Texto para leitura:
· · · · · · ·
Acórdão do Tribunal da Relação de Guimarães
Processo:
113/14.1T8GMR.G1
Relator: MARIA LUÍSA RAMOS
Descritores: ÓNUS DA ALEGAÇÃO
PEDIDO DE INSOLVÊNCIA
Nº do Documento: RG
Data do Acordão: 11/20/2014
Votação: UNANIMIDADE
Texto Integral: S
Privacidade: 1
Meio Processual: APELAÇÃO
Decisão: IMPROCEDENTE
Indicações Eventuais: 1ª SECÇÃO CÍVEL
Sumário: Compete ao credor que formule o pedido de insolvência o ónus de alegação da verificação de qualquer dos factos-índices ou presuntivos tipificados nas diversas alíneas do nº 1 do artigo 20º do CIRE de que a lei faz depender a declaração de insolvência
Decisão Texto Integral: Acordam no Tribunal da Relação de Guimarães

Nos presentes autos de Insolvência de Pessoa Singular n.º 113/14.1T8GMR, de Guimarães – Inst. Central - 1ª Sec. Comércio - J2 – Comarca de Braga, em que é requerente M…, Lda., e, requerido, J…, veio a requerente, na qualidade de credora, interpor recurso de apelação da decisão proferida nos autos que indeferiu liminarmente o pedido de declaração de insolvência, nos termos conjugados dos artigos 20º a contrario e 27º do Código da Insolvência e da Recuperação de Empresas.
· · · · · · ·
Pedido escrito A:
Repita, sem alterações, o trecho do acórdão sobre o pedido de insolvência que vai de "Nos presentes autos" até "Recuperação de Empresas.".
Pedido escrito B:
Retome o acórdão sobre o pedido de insolvência e dê continuidade a ele a partir da última frase apresentada.

Material de origem:
· · · · · · ·
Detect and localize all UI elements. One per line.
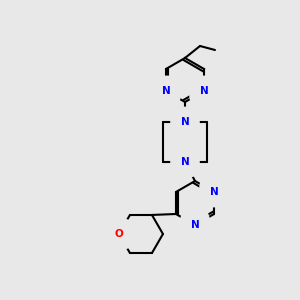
· · · · · · ·
Resposta escrita A:
Nos presentes autos de Insolvência de Pessoa Singular n.º 113/14.1T8GMR, de Guimarães – Inst. Central - 1ª Sec. Comércio - J2 – Comarca de Braga, em que é requerente M…, Lda., e, requerido, J…, veio a requerente, na qualidade de credora, interpor recurso de apelação da decisão proferida nos autos que indeferiu liminarmente o pedido de declaração de insolvência, nos termos conjugados dos artigos 20º a contrario e 27º do Código da Insolvência e da Recuperação de Empresas.

Resposta escrita B:
O recurso veio a ser admitido com subida imediata, nos próprios autos e efeito meramente devolutivo.

Nas alegações de recurso que apresenta a recorrente formula as seguintes conclusões:
(…)
Não foram oferecidas contra-alegações.
O recurso veio a ser admitido neste tribunal da Relação na espécie e com os efeitos e regime de subida fixados no despacho de admissão do recurso na 1ª instância.
Colhidos os vistos legais, cumpre decidir.
Delimitação do objecto do recurso: Questões a decidir.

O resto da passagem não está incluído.